Records provided start
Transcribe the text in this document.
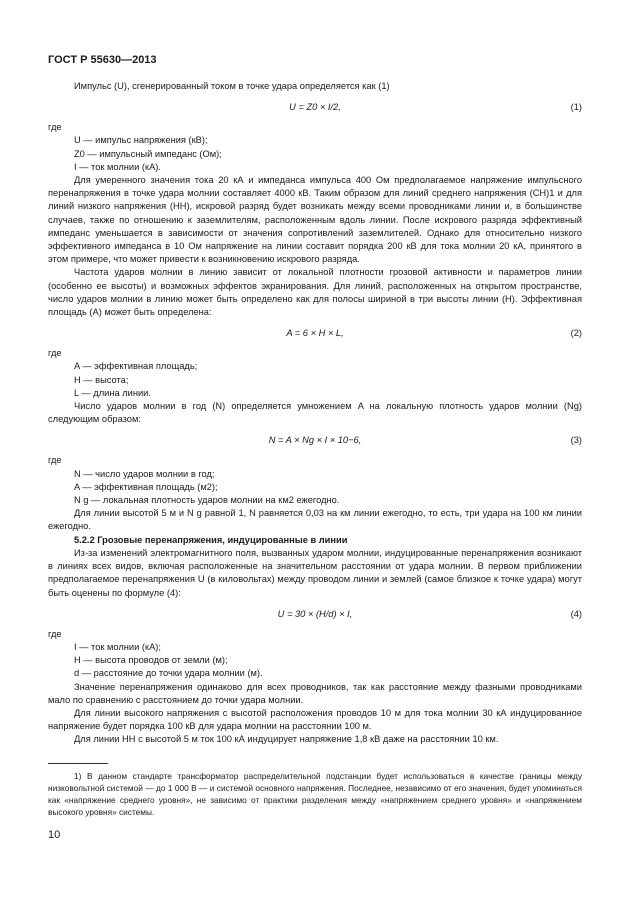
ГОСТ Р 55630—2013

Импульс (U), сгенерированный током в точке удара определяется как (1)

U = Z0 × I/2,	(1)

где

U — импульс напряжения (кВ);

Z0 — импульсный импеданс (Ом);

I — ток молнии (кА).

Для умеренного значения тока 20 кА и импеданса импульса 400 Ом предполагаемое напряжение импульсного перенапряжения в точке удара молнии составляет 4000 кВ. Таким образом для линий среднего напряжения (СН)1 и для линий низкого напряжения (НН), искровой разряд будет возникать между всеми проводниками линии и, в большинстве случаев, также по отношению к заземлителям, расположенным вдоль линии. После искрового разряда эффективный импеданс уменьшается в зависимости от значения сопротивлений заземлителей. Однако для относительно низкого эффективного импеданса в 10 Ом напряжение на линии составит порядка 200 кВ для тока молнии 20 кА, принятого в этом примере, что может привести к возникновению искрового разряда.

Частота ударов молнии в линию зависит от локальной плотности грозовой активности и параметров линии (особенно ее высоты) и возможных эффектов экранирования. Для линий, расположенных на открытом пространстве, число ударов молнии в линию может быть определено как для полосы шириной в три высоты линии (H). Эффективная площадь (A) может быть определена:

A = 6 × H × L,	(2)

где

A — эффективная площадь;

H — высота;

L — длина линии.

Число ударов молнии в год (N) определяется умножением A на локальную плотность ударов молнии (Ng) следующим образом:

N = A × Ng × I × 10−6,	(3)

где

N — число ударов молнии в год;

A — эффективная площадь (м2);

N g — локальная плотность ударов молнии на км2 ежегодно.

Для линии высотой 5 м и N g равной 1, N равняется 0,03 на км линии ежегодно, то есть, три удара на 100 км линии ежегодно.

5.2.2 Грозовые перенапряжения, индуцированные в линии

Из-за изменений электромагнитного поля, вызванных ударом молнии, индуцированные перенапряжения возникают в линиях всех видов, включая расположенные на значительном расстоянии от удара молнии. В первом приближении предполагаемое перенапряжения U (в киловольтах) между проводом линии и землей (самое близкое к точке удара) могут быть оценены по формуле (4):

U = 30 × (H/d) × I,	(4)

где

I — ток молнии (кА);

H — высота проводов от земли (м);

d — расстояние до точки удара молнии (м).

Значение перенапряжения одинаково для всех проводников, так как расстояние между фазными проводниками мало по сравнению с расстоянием до точки удара молнии.

Для линии высокого напряжения с высотой расположения проводов 10 м для тока молнии 30 кА индуцированное напряжение будет порядка 100 кВ для удара молнии на расстоянии 100 м.

Для линии НН с высотой 5 м ток 100 кА индуцирует напряжение 1,8 кВ даже на расстоянии 10 км.

1) В данном стандарте трансформатор распределительной подстанции будет использоваться в качестве границы между низковольтной системой — до 1 000 В — и системой основного напряжения. Последнее, независимо от его значения, будет упоминаться как «напряжение среднего уровня», не зависимо от практики разделения между «напряжением среднего уровня» и «напряжением высокого уровня» системы.
10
Records provided end
Problem requirements: Extract the full listing above verbatim; pictures are to be left out of the copy.

Finished answer:
Transcribe the text in this document.
ГОСТ Р 55630—2013

Импульс (U), сгенерированный током в точке удара определяется как (1)

U = Z0 × I/2,	(1)

где

U — импульс напряжения (кВ);

Z0 — импульсный импеданс (Ом);

I — ток молнии (кА).

Для умеренного значения тока 20 кА и импеданса импульса 400 Ом предполагаемое напряжение импульсного перенапряжения в точке удара молнии составляет 4000 кВ. Таким образом для линий среднего напряжения (СН)1 и для линий низкого напряжения (НН), искровой разряд будет возникать между всеми проводниками линии и, в большинстве случаев, также по отношению к заземлителям, расположенным вдоль линии. После искрового разряда эффективный импеданс уменьшается в зависимости от значения сопротивлений заземлителей. Однако для относительно низкого эффективного импеданса в 10 Ом напряжение на линии составит порядка 200 кВ для тока молнии 20 кА, принятого в этом примере, что может привести к возникновению искрового разряда.

Частота ударов молнии в линию зависит от локальной плотности грозовой активности и параметров линии (особенно ее высоты) и возможных эффектов экранирования. Для линий, расположенных на открытом пространстве, число ударов молнии в линию может быть определено как для полосы шириной в три высоты линии (H). Эффективная площадь (A) может быть определена:

A = 6 × H × L,	(2)

где

A — эффективная площадь;

H — высота;

L — длина линии.

Число ударов молнии в год (N) определяется умножением A на локальную плотность ударов молнии (Ng) следующим образом:

N = A × Ng × I × 10−6,	(3)

где

N — число ударов молнии в год;

A — эффективная площадь (м2);

N g — локальная плотность ударов молнии на км2 ежегодно.

Для линии высотой 5 м и N g равной 1, N равняется 0,03 на км линии ежегодно, то есть, три удара на 100 км линии ежегодно.

5.2.2 Грозовые перенапряжения, индуцированные в линии

Из-за изменений электромагнитного поля, вызванных ударом молнии, индуцированные перенапряжения возникают в линиях всех видов, включая расположенные на значительном расстоянии от удара молнии. В первом приближении предполагаемое перенапряжения U (в киловольтах) между проводом линии и землей (самое близкое к точке удара) могут быть оценены по формуле (4):

U = 30 × (H/d) × I,	(4)

где

I — ток молнии (кА);

H — высота проводов от земли (м);

d — расстояние до точки удара молнии (м).

Значение перенапряжения одинаково для всех проводников, так как расстояние между фазными проводниками мало по сравнению с расстоянием до точки удара молнии.

Для линии высокого напряжения с высотой расположения проводов 10 м для тока молнии 30 кА индуцированное напряжение будет порядка 100 кВ для удара молнии на расстоянии 100 м.

Для линии НН с высотой 5 м ток 100 кА индуцирует напряжение 1,8 кВ даже на расстоянии 10 км.

1) В данном стандарте трансформатор распределительной подстанции будет использоваться в качестве границы между низковольтной системой — до 1 000 В — и системой основного напряжения. Последнее, независимо от его значения, будет упоминаться как «напряжение среднего уровня», не зависимо от практики разделения между «напряжением среднего уровня» и «напряжением высокого уровня» системы.
10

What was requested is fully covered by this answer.